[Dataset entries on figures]
****************************************
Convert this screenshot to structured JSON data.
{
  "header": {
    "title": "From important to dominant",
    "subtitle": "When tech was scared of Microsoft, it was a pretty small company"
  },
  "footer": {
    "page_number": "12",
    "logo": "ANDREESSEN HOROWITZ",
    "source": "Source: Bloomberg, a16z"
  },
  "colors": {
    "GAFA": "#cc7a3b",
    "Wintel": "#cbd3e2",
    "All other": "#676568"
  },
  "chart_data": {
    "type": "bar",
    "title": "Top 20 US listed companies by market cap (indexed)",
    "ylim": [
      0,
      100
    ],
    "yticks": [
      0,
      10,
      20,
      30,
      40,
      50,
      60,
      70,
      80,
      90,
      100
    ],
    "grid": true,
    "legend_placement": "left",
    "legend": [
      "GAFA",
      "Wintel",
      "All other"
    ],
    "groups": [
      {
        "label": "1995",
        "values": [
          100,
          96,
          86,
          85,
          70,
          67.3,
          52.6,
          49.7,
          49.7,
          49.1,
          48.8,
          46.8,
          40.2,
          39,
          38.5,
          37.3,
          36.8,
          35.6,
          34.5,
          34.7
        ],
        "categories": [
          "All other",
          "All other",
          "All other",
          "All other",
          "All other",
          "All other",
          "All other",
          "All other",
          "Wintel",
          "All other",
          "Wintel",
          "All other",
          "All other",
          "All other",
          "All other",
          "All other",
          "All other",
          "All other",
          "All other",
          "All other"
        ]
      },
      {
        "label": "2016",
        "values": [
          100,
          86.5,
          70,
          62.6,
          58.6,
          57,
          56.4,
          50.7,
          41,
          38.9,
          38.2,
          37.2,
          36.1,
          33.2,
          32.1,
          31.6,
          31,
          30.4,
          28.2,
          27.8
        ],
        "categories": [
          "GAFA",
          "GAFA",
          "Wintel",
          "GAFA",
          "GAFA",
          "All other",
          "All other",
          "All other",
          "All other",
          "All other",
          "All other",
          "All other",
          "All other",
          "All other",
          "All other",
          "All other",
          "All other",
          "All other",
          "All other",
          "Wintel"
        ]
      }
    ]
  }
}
****************************************
▸ Exercise instructions
Repeat the material from above exactly, word for word.

▸ Reply
Convert this screenshot to structured JSON data.
{
  "header": {
    "title": "From important to dominant",
    "subtitle": "When tech was scared of Microsoft, it was a pretty small company"
  },
  "footer": {
    "page_number": "12",
    "logo": "ANDREESSEN HOROWITZ",
    "source": "Source: Bloomberg, a16z"
  },
  "colors": {
    "GAFA": "#cc7a3b",
    "Wintel": "#cbd3e2",
    "All other": "#676568"
  },
  "chart_data": {
    "type": "bar",
    "title": "Top 20 US listed companies by market cap (indexed)",
    "ylim": [
      0,
      100
    ],
    "yticks": [
      0,
      10,
      20,
      30,
      40,
      50,
      60,
      70,
      80,
      90,
      100
    ],
    "grid": true,
    "legend_placement": "left",
    "legend": [
      "GAFA",
      "Wintel",
      "All other"
    ],
    "groups": [
      {
        "label": "1995",
        "values": [
          100,
          96,
          86,
          85,
          70,
          67.3,
          52.6,
          49.7,
          49.7,
          49.1,
          48.8,
          46.8,
          40.2,
          39,
          38.5,
          37.3,
          36.8,
          35.6,
          34.5,
          34.7
        ],
        "categories": [
          "All other",
          "All other",
          "All other",
          "All other",
          "All other",
          "All other",
          "All other",
          "All other",
          "Wintel",
          "All other",
          "Wintel",
          "All other",
          "All other",
          "All other",
          "All other",
          "All other",
          "All other",
          "All other",
          "All other",
          "All other"
        ]
      },
      {
        "label": "2016",
        "values": [
          100,
          86.5,
          70,
          62.6,
          58.6,
          57,
          56.4,
          50.7,
          41,
          38.9,
          38.2,
          37.2,
          36.1,
          33.2,
          32.1,
          31.6,
          31,
          30.4,
          28.2,
          27.8
        ],
        "categories": [
          "GAFA",
          "GAFA",
          "Wintel",
          "GAFA",
          "GAFA",
          "All other",
          "All other",
          "All other",
          "All other",
          "All other",
          "All other",
          "All other",
          "All other",
          "All other",
          "All other",
          "All other",
          "All other",
          "All other",
          "All other",
          "Wintel"
        ]
      }
    ]
  }
}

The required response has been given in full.